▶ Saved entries
+-------+

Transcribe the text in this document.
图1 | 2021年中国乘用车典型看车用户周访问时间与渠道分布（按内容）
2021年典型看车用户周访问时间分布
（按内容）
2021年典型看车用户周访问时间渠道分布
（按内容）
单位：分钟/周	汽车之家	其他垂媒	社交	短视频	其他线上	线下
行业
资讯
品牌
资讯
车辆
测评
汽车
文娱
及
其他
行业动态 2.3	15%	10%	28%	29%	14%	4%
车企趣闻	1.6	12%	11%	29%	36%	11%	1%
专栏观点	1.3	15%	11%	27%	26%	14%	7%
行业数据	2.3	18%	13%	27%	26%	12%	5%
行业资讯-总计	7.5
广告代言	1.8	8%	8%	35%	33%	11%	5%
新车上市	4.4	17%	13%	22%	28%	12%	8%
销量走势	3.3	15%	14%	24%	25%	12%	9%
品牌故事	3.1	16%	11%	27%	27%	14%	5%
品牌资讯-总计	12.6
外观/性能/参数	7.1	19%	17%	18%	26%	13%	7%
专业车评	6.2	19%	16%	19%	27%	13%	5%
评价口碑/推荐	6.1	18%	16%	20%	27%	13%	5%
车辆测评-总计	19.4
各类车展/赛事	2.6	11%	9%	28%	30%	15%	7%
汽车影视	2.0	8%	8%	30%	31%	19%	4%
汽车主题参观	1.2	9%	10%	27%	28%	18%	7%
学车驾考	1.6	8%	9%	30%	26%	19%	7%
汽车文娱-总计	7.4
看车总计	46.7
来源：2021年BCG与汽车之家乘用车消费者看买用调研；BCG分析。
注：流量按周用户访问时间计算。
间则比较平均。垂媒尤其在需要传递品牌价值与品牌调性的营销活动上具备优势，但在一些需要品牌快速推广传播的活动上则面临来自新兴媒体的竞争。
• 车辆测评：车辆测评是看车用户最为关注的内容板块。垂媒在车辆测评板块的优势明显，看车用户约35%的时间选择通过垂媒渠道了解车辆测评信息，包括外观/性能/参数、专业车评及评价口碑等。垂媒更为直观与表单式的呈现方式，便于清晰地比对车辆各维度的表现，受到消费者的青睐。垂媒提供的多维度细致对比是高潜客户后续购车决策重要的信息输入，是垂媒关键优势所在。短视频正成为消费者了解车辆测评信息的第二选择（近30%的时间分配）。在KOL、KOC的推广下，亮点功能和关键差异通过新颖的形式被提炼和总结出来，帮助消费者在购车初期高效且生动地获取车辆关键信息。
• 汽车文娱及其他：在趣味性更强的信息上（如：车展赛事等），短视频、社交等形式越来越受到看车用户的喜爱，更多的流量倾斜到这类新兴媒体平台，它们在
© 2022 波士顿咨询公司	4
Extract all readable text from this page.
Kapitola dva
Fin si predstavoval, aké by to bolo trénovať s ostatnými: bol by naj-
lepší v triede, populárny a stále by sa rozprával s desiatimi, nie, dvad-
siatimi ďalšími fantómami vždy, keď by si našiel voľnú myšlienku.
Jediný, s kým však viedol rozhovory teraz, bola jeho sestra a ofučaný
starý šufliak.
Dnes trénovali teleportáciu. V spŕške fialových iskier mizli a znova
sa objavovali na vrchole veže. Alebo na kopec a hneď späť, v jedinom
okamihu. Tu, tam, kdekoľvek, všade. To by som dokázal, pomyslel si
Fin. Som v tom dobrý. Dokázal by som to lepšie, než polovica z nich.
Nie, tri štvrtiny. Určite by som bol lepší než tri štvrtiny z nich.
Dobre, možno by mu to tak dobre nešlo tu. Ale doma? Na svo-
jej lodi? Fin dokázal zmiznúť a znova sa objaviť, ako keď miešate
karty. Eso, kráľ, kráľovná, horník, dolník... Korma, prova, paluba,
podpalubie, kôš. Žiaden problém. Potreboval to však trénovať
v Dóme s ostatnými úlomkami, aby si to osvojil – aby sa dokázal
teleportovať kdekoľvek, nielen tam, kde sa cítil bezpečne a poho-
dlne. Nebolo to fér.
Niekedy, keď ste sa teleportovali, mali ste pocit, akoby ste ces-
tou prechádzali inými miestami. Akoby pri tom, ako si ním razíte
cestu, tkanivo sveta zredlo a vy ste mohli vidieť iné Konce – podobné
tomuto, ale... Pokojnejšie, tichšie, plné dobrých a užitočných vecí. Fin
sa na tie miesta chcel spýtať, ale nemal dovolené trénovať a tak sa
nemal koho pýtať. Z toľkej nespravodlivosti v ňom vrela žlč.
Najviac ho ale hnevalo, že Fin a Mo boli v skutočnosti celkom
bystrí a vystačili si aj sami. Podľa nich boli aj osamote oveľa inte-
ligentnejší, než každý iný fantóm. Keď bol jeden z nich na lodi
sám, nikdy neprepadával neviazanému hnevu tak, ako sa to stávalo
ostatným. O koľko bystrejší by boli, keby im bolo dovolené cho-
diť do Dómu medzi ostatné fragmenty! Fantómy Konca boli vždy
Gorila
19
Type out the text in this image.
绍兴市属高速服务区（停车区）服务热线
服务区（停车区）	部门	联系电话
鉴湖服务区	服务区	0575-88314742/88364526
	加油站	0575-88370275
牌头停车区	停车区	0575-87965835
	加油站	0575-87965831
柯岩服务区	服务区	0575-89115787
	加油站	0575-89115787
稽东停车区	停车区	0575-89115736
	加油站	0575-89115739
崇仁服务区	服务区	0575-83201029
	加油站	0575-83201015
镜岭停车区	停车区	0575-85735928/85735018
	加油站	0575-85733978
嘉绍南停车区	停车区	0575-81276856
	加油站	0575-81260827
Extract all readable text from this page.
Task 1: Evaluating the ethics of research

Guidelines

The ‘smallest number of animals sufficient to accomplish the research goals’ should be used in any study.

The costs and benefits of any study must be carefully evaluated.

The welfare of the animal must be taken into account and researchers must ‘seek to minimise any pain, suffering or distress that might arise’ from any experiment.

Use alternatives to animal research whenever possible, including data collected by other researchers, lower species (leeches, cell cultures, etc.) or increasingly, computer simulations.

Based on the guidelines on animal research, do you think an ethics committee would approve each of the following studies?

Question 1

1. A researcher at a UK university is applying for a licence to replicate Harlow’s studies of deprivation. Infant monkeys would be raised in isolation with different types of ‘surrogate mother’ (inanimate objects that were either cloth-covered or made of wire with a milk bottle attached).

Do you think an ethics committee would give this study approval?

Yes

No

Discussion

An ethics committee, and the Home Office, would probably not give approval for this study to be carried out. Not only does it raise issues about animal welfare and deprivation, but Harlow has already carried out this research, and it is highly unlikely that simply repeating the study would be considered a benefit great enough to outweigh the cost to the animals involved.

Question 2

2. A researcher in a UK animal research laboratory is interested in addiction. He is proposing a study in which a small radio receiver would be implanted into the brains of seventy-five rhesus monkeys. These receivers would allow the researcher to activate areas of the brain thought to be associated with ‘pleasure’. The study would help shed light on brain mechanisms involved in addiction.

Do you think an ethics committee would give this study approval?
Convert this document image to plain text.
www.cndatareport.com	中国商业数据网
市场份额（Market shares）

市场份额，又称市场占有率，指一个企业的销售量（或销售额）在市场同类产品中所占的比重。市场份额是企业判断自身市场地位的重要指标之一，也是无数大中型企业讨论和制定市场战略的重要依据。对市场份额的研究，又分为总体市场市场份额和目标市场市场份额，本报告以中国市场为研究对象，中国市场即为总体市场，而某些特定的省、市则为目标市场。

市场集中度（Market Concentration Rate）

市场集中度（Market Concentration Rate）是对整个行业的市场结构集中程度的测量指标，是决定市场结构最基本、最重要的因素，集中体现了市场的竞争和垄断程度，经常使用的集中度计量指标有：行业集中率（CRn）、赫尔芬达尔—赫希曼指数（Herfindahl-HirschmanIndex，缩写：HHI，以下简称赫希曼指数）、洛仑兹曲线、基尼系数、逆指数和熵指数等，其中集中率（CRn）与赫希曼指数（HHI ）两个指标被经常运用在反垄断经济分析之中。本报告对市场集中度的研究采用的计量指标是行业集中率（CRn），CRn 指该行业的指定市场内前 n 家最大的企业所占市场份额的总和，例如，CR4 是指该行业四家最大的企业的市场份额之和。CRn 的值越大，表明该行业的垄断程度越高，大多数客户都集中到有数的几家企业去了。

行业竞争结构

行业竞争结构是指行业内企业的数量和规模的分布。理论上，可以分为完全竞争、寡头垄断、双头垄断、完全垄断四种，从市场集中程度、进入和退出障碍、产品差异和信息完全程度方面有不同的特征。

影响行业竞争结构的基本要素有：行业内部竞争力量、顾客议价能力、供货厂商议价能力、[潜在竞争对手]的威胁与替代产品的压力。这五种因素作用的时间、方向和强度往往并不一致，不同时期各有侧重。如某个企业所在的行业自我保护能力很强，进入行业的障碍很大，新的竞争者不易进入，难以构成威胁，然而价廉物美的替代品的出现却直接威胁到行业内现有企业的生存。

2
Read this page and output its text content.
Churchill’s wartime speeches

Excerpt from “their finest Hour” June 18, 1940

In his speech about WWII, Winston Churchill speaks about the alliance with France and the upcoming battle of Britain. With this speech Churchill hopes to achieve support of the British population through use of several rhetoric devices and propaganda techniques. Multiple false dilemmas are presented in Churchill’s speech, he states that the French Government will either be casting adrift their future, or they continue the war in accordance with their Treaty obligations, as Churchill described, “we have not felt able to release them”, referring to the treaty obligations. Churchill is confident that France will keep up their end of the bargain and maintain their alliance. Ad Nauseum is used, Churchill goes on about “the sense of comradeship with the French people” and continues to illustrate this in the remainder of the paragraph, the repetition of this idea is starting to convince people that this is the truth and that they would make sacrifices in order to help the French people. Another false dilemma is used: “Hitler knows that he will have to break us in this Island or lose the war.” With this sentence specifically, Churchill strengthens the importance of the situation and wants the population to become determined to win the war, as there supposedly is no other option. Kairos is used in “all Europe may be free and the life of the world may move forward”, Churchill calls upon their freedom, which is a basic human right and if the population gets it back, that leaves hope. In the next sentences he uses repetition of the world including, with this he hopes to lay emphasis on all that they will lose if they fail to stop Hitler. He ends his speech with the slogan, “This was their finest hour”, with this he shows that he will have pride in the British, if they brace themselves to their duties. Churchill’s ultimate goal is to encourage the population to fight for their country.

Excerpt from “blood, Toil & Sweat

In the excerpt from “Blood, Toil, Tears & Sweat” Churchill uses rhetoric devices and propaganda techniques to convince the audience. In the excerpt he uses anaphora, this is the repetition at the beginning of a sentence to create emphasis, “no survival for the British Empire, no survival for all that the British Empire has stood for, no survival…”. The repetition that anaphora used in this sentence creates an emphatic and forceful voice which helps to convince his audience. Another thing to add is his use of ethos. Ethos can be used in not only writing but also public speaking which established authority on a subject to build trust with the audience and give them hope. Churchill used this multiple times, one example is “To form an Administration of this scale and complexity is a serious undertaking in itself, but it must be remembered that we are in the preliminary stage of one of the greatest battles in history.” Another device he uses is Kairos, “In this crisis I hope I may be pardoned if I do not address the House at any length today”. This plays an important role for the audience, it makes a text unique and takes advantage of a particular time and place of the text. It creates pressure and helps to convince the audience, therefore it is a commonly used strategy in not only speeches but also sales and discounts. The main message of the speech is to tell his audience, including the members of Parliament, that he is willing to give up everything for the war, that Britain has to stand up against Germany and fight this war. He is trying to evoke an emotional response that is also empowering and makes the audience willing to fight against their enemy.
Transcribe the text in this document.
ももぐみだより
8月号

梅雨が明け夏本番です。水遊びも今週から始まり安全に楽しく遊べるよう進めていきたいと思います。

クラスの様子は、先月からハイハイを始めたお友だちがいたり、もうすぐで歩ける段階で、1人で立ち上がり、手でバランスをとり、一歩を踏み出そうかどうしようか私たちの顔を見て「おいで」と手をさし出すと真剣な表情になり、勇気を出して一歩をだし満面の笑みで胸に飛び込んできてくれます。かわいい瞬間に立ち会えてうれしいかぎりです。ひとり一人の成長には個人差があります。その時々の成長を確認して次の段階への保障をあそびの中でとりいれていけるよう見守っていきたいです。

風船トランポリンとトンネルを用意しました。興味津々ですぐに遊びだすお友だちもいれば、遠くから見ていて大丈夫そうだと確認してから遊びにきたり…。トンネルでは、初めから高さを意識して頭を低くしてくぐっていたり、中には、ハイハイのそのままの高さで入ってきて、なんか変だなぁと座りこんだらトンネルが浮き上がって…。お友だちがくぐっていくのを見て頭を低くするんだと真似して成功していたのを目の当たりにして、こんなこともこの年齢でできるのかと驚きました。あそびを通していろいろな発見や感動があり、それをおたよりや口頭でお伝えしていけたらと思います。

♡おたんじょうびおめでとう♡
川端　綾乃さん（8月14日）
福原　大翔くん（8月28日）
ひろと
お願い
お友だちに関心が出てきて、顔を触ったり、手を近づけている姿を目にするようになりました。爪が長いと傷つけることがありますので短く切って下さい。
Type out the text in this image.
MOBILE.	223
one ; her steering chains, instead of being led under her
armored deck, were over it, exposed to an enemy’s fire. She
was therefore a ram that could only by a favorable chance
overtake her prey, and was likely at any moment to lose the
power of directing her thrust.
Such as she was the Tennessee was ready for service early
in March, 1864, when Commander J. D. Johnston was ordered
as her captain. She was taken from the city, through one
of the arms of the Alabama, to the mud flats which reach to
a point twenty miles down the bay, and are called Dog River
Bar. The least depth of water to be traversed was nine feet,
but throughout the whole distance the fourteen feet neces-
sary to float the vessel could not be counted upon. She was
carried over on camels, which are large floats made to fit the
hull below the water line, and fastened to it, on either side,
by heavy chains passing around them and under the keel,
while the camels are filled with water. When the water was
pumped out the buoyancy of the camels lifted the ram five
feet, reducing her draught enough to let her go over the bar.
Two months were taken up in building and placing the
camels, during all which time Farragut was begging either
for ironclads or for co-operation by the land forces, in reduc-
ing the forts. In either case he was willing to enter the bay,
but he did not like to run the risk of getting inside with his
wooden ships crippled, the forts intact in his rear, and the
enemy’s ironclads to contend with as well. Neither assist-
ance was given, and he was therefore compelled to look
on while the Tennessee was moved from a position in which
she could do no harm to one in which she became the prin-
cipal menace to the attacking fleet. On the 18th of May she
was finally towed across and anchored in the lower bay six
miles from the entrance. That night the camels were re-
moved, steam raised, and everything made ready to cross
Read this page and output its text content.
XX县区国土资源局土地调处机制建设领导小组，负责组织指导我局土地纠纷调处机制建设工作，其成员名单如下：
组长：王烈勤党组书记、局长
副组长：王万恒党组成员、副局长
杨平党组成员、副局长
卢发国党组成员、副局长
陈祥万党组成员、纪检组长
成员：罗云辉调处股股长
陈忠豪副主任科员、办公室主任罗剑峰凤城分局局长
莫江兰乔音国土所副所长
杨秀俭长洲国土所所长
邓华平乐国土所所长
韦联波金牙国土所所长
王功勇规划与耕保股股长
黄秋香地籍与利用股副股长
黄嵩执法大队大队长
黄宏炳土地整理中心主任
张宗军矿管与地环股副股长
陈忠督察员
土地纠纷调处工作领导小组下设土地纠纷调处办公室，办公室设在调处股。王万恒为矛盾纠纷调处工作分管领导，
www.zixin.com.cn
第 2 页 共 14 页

+-------+

▶ What you are asked to do
Report all lines of the data that include the word "ironclads".

▶ Answer to the exercise
for ironclads or for co-operation by the land forces, in reduc-
enemy’s ironclads to contend with as well. Neither assist-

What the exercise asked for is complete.